*Your goal*:
Below are some records; repeat them all exactly, minus the pictures.

## start Exercise inputs

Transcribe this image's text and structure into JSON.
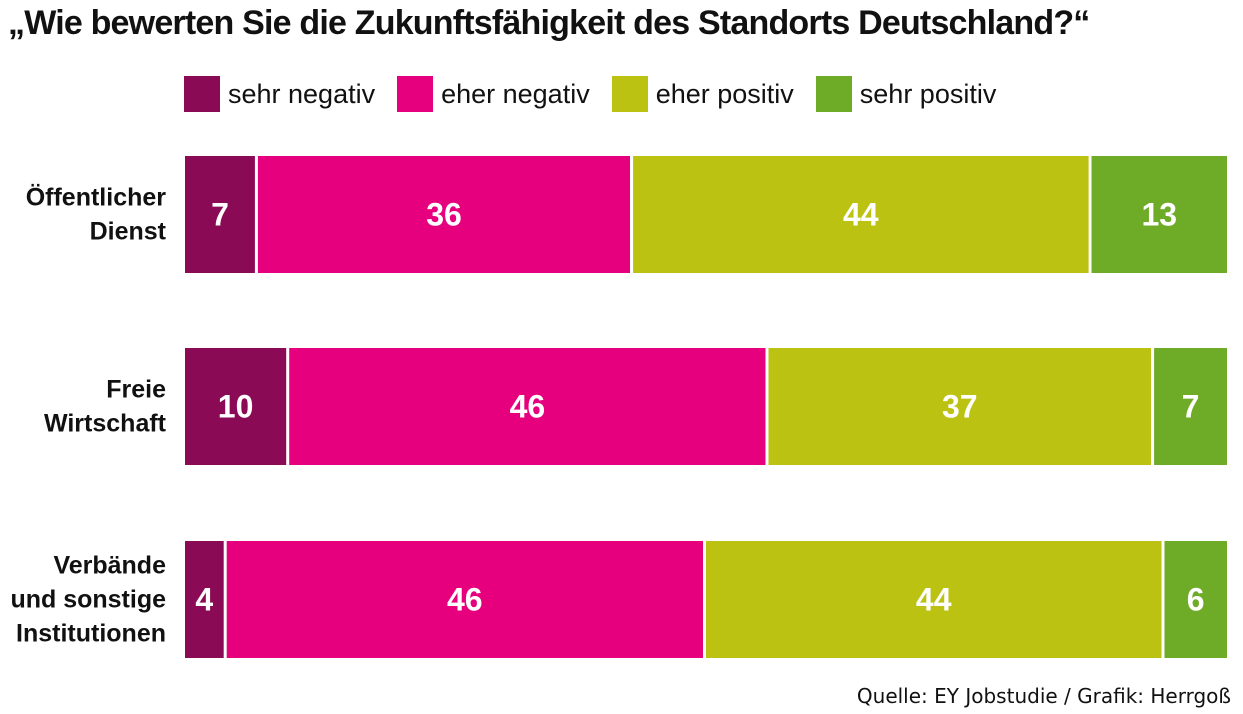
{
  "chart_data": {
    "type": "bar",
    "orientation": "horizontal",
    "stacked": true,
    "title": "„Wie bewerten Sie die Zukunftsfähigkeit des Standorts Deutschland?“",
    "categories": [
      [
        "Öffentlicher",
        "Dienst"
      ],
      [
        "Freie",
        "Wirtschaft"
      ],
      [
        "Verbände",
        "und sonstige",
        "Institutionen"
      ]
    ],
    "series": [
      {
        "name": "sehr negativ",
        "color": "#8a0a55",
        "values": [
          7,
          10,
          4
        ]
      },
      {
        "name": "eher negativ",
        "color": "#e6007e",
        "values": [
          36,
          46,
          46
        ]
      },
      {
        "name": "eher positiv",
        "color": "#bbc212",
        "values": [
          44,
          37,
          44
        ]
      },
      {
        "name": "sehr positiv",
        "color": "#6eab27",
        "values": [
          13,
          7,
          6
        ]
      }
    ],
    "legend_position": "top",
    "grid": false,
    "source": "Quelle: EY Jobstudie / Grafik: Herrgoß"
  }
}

## end Exercise inputs

*Written reply*:
Transcribe this image's text and structure into JSON.
{
  "chart_data": {
    "type": "bar",
    "orientation": "horizontal",
    "stacked": true,
    "title": "„Wie bewerten Sie die Zukunftsfähigkeit des Standorts Deutschland?“",
    "categories": [
      [
        "Öffentlicher",
        "Dienst"
      ],
      [
        "Freie",
        "Wirtschaft"
      ],
      [
        "Verbände",
        "und sonstige",
        "Institutionen"
      ]
    ],
    "series": [
      {
        "name": "sehr negativ",
        "color": "#8a0a55",
        "values": [
          7,
          10,
          4
        ]
      },
      {
        "name": "eher negativ",
        "color": "#e6007e",
        "values": [
          36,
          46,
          46
        ]
      },
      {
        "name": "eher positiv",
        "color": "#bbc212",
        "values": [
          44,
          37,
          44
        ]
      },
      {
        "name": "sehr positiv",
        "color": "#6eab27",
        "values": [
          13,
          7,
          6
        ]
      }
    ],
    "legend_position": "top",
    "grid": false,
    "source": "Quelle: EY Jobstudie / Grafik: Herrgoß"
  }
}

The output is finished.